* Begin SOURCE RECORDS *

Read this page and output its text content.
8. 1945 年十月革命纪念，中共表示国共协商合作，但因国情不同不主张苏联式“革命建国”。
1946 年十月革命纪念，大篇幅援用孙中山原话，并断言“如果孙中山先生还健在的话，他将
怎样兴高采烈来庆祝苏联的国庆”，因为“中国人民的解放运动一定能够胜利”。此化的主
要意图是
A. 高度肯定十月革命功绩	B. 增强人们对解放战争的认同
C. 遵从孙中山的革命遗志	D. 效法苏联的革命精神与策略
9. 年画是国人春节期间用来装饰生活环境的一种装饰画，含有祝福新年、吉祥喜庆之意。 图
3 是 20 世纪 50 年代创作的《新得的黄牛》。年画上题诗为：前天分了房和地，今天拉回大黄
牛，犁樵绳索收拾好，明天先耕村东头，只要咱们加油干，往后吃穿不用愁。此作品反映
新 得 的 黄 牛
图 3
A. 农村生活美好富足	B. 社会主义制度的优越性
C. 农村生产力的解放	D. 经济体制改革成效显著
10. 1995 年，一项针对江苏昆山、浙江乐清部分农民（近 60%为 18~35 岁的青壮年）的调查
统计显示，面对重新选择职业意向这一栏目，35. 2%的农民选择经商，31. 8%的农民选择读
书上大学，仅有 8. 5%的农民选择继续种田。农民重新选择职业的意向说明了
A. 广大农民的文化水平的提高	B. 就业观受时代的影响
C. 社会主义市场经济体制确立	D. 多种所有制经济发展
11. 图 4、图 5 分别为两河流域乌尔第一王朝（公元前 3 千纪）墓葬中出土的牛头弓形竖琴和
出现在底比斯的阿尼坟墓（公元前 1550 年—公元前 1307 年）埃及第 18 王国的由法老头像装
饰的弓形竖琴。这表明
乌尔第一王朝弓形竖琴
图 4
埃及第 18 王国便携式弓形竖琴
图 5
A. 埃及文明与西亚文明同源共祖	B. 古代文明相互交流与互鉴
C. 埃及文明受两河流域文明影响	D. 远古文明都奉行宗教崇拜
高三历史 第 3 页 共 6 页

* End SOURCE RECORDS *

**TASK STATEMENT**
Reproduce the material above exactly; please quote every line of it.

**THE ANSWER**
Read this page and output its text content.
8. 1945 年十月革命纪念，中共表示国共协商合作，但因国情不同不主张苏联式“革命建国”。
1946 年十月革命纪念，大篇幅援用孙中山原话，并断言“如果孙中山先生还健在的话，他将
怎样兴高采烈来庆祝苏联的国庆”，因为“中国人民的解放运动一定能够胜利”。此化的主
要意图是
A. 高度肯定十月革命功绩	B. 增强人们对解放战争的认同
C. 遵从孙中山的革命遗志	D. 效法苏联的革命精神与策略
9. 年画是国人春节期间用来装饰生活环境的一种装饰画，含有祝福新年、吉祥喜庆之意。 图
3 是 20 世纪 50 年代创作的《新得的黄牛》。年画上题诗为：前天分了房和地，今天拉回大黄
牛，犁樵绳索收拾好，明天先耕村东头，只要咱们加油干，往后吃穿不用愁。此作品反映
新 得 的 黄 牛
图 3
A. 农村生活美好富足	B. 社会主义制度的优越性
C. 农村生产力的解放	D. 经济体制改革成效显著
10. 1995 年，一项针对江苏昆山、浙江乐清部分农民（近 60%为 18~35 岁的青壮年）的调查
统计显示，面对重新选择职业意向这一栏目，35. 2%的农民选择经商，31. 8%的农民选择读
书上大学，仅有 8. 5%的农民选择继续种田。农民重新选择职业的意向说明了
A. 广大农民的文化水平的提高	B. 就业观受时代的影响
C. 社会主义市场经济体制确立	D. 多种所有制经济发展
11. 图 4、图 5 分别为两河流域乌尔第一王朝（公元前 3 千纪）墓葬中出土的牛头弓形竖琴和
出现在底比斯的阿尼坟墓（公元前 1550 年—公元前 1307 年）埃及第 18 王国的由法老头像装
饰的弓形竖琴。这表明
乌尔第一王朝弓形竖琴
图 4
埃及第 18 王国便携式弓形竖琴
图 5
A. 埃及文明与西亚文明同源共祖	B. 古代文明相互交流与互鉴
C. 埃及文明受两河流域文明影响	D. 远古文明都奉行宗教崇拜
高三历史 第 3 页 共 6 页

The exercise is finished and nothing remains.